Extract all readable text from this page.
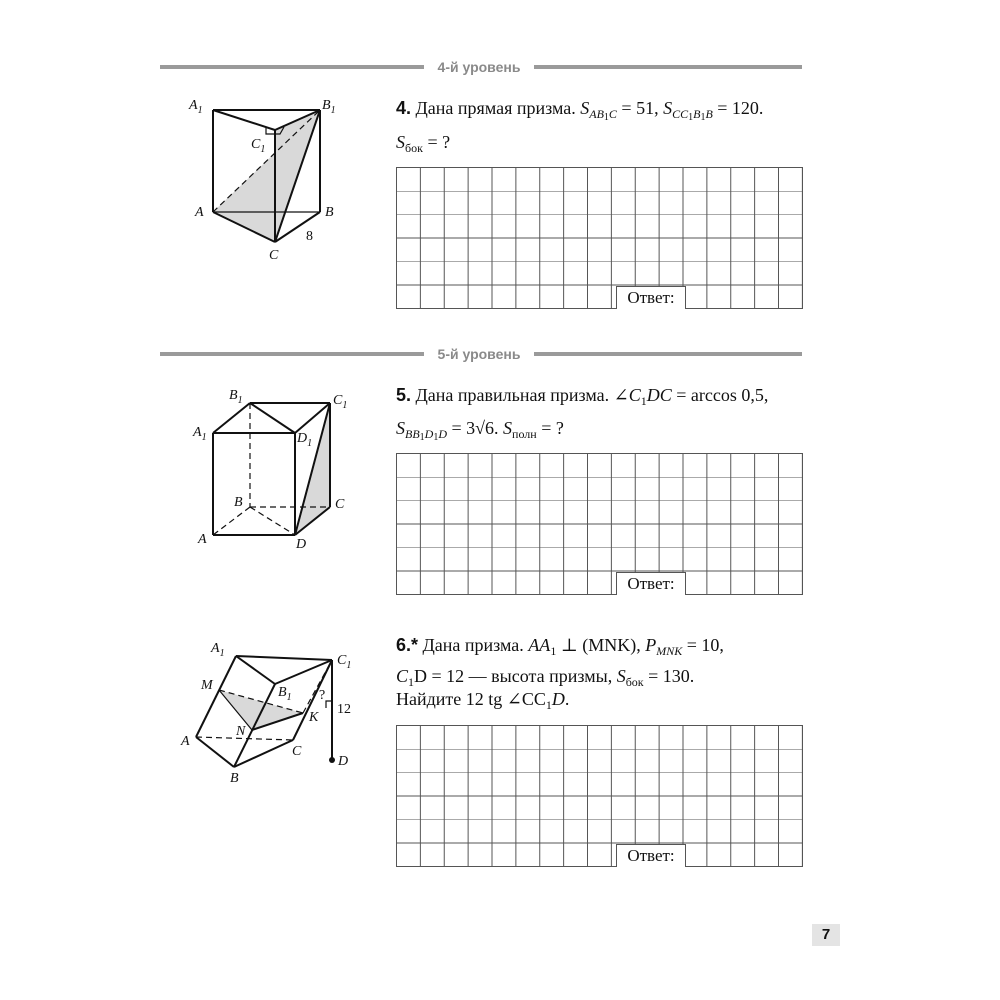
4-й уровень
$A_1$	$B_1$
$C_1$
A	B
C
8
4. Дана прямая призма. $S_{AB_1C} = 51$, $S_{CC_1B_1B} = 120$.
$S_{бок}$ = ?
Ответ:
5-й уровень
$B_1$	$C_1$
$A_1$	$D_1$
B	C
A	D
5. Дана правильная призма. $\angle C_1DC = \arccos 0,5$,
$S_{BB_1D_1D} = 3√6$. $S_{полн}$ = ?
Ответ:
$A_1$	$C_1$
M	$B_1$
K
N
A
C
B
D
12
?
6.* Дана призма. $AA_1$ ⊥ (MNK), $P_{MNK} = 10$,
$C_1D = 12$ — высота призмы, $S_{бок} = 130$.
Найдите 12 tg $\angle CC_1D$.
Ответ:
7
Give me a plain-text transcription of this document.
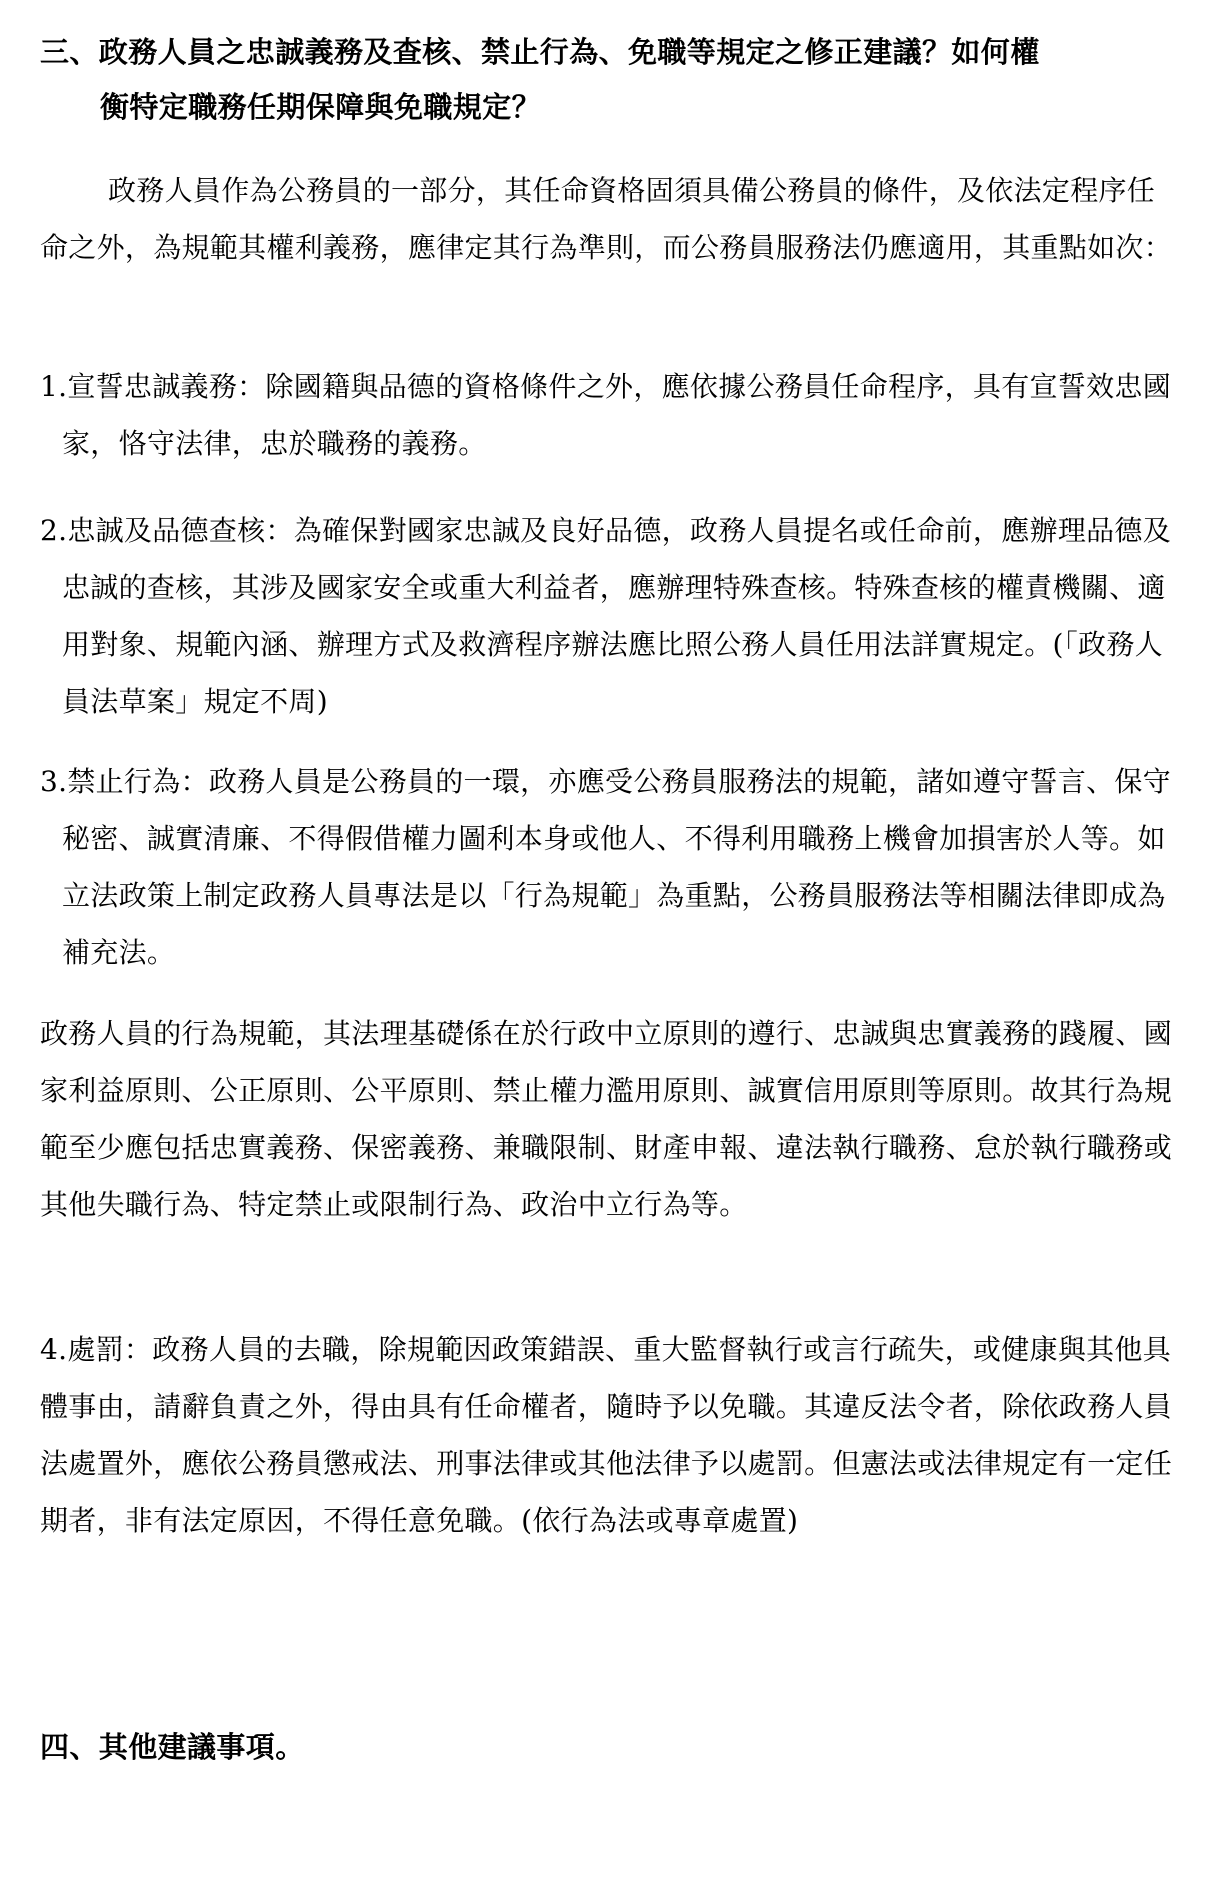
三、政務人員之忠誠義務及查核、禁止行為、免職等規定之修正建議？如何權
衡特定職務任期保障與免職規定？

政務人員作為公務員的一部分，其任命資格固須具備公務員的條件，及依法定程序任命之外，為規範其權利義務，應律定其行為準則，而公務員服務法仍應適用，其重點如次：

1.宣誓忠誠義務：除國籍與品德的資格條件之外，應依據公務員任命程序，具有宣誓效忠國家，恪守法律，忠於職務的義務。

2.忠誠及品德查核：為確保對國家忠誠及良好品德，政務人員提名或任命前，應辦理品德及忠誠的查核，其涉及國家安全或重大利益者，應辦理特殊查核。特殊查核的權責機關、適用對象、規範內涵、辦理方式及救濟程序辦法應比照公務人員任用法詳實規定。(「政務人員法草案」規定不周)

3.禁止行為：政務人員是公務員的一環，亦應受公務員服務法的規範，諸如遵守誓言、保守秘密、誠實清廉、不得假借權力圖利本身或他人、不得利用職務上機會加損害於人等。如立法政策上制定政務人員專法是以「行為規範」為重點，公務員服務法等相關法律即成為補充法。

政務人員的行為規範，其法理基礎係在於行政中立原則的遵行、忠誠與忠實義務的踐履、國家利益原則、公正原則、公平原則、禁止權力濫用原則、誠實信用原則等原則。故其行為規範至少應包括忠實義務、保密義務、兼職限制、財產申報、違法執行職務、怠於執行職務或其他失職行為、特定禁止或限制行為、政治中立行為等。

4.處罰：政務人員的去職，除規範因政策錯誤、重大監督執行或言行疏失，或健康與其他具體事由，請辭負責之外，得由具有任命權者，隨時予以免職。其違反法令者，除依政務人員法處置外，應依公務員懲戒法、刑事法律或其他法律予以處罰。但憲法或法律規定有一定任期者，非有法定原因，不得任意免職。(依行為法或專章處置)

四、其他建議事項。
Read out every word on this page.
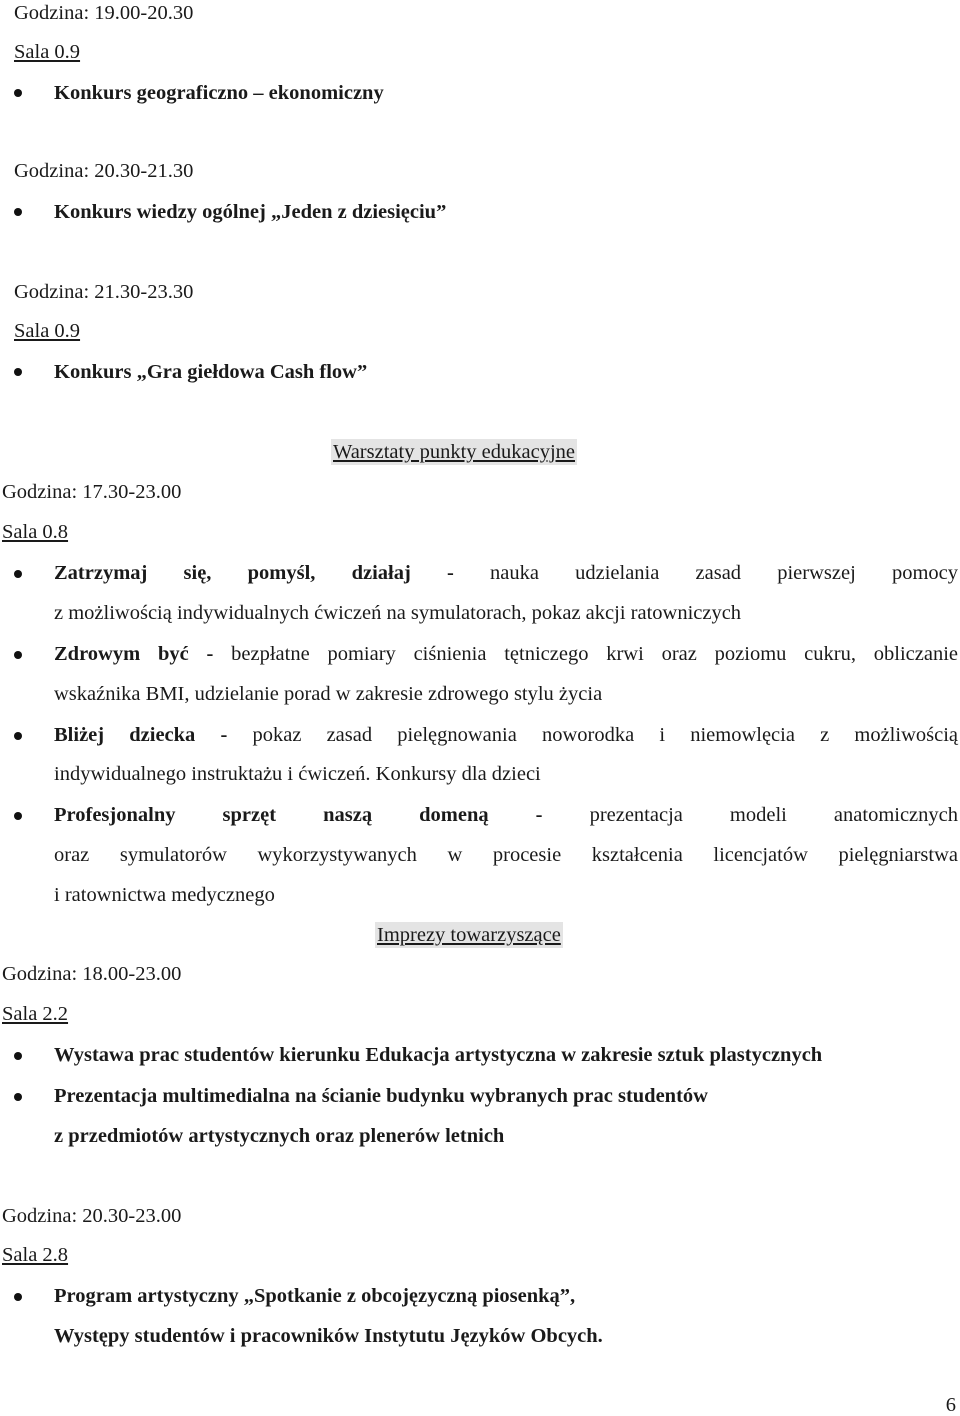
Godzina: 19.00-20.30
Sala 0.9
Konkurs geograficzno – ekonomiczny
Godzina: 20.30-21.30
Konkurs wiedzy ogólnej „Jeden z dziesięciu”
Godzina: 21.30-23.30
Sala 0.9
Konkurs „Gra giełdowa Cash flow”
Warsztaty punkty edukacyjne
Godzina: 17.30-23.00
Sala 0.8
Zatrzymaj się, pomyśl, działaj - nauka udzielania zasad pierwszej pomocy
z możliwością indywidualnych ćwiczeń na symulatorach, pokaz akcji ratowniczych
Zdrowym być - bezpłatne pomiary ciśnienia tętniczego krwi oraz poziomu cukru, obliczanie
wskaźnika BMI, udzielanie porad w zakresie zdrowego stylu życia
Bliżej dziecka - pokaz zasad pielęgnowania noworodka i niemowlęcia z możliwością
indywidualnego instruktażu i ćwiczeń. Konkursy dla dzieci
Profesjonalny sprzęt naszą domeną - prezentacja modeli anatomicznych
oraz symulatorów wykorzystywanych w procesie kształcenia licencjatów pielęgniarstwa
i ratownictwa medycznego
Imprezy towarzyszące
Godzina: 18.00-23.00
Sala 2.2
Wystawa prac studentów kierunku Edukacja artystyczna w zakresie sztuk plastycznych
Prezentacja multimedialna na ścianie budynku wybranych prac studentów
z przedmiotów artystycznych oraz plenerów letnich
Godzina: 20.30-23.00
Sala 2.8
Program artystyczny „Spotkanie z obcojęzyczną piosenką”,
Występy studentów i pracowników Instytutu Języków Obcych.
6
####################
(EXERCISE DETAILS)
Check the data for the word "angle" and pull out the lines that have it.

(REPLY)
5. Дана правильная призма. $\angle C_1DC = \arccos 0,5$,
Найдите 12 tg $\angle CC_1D$.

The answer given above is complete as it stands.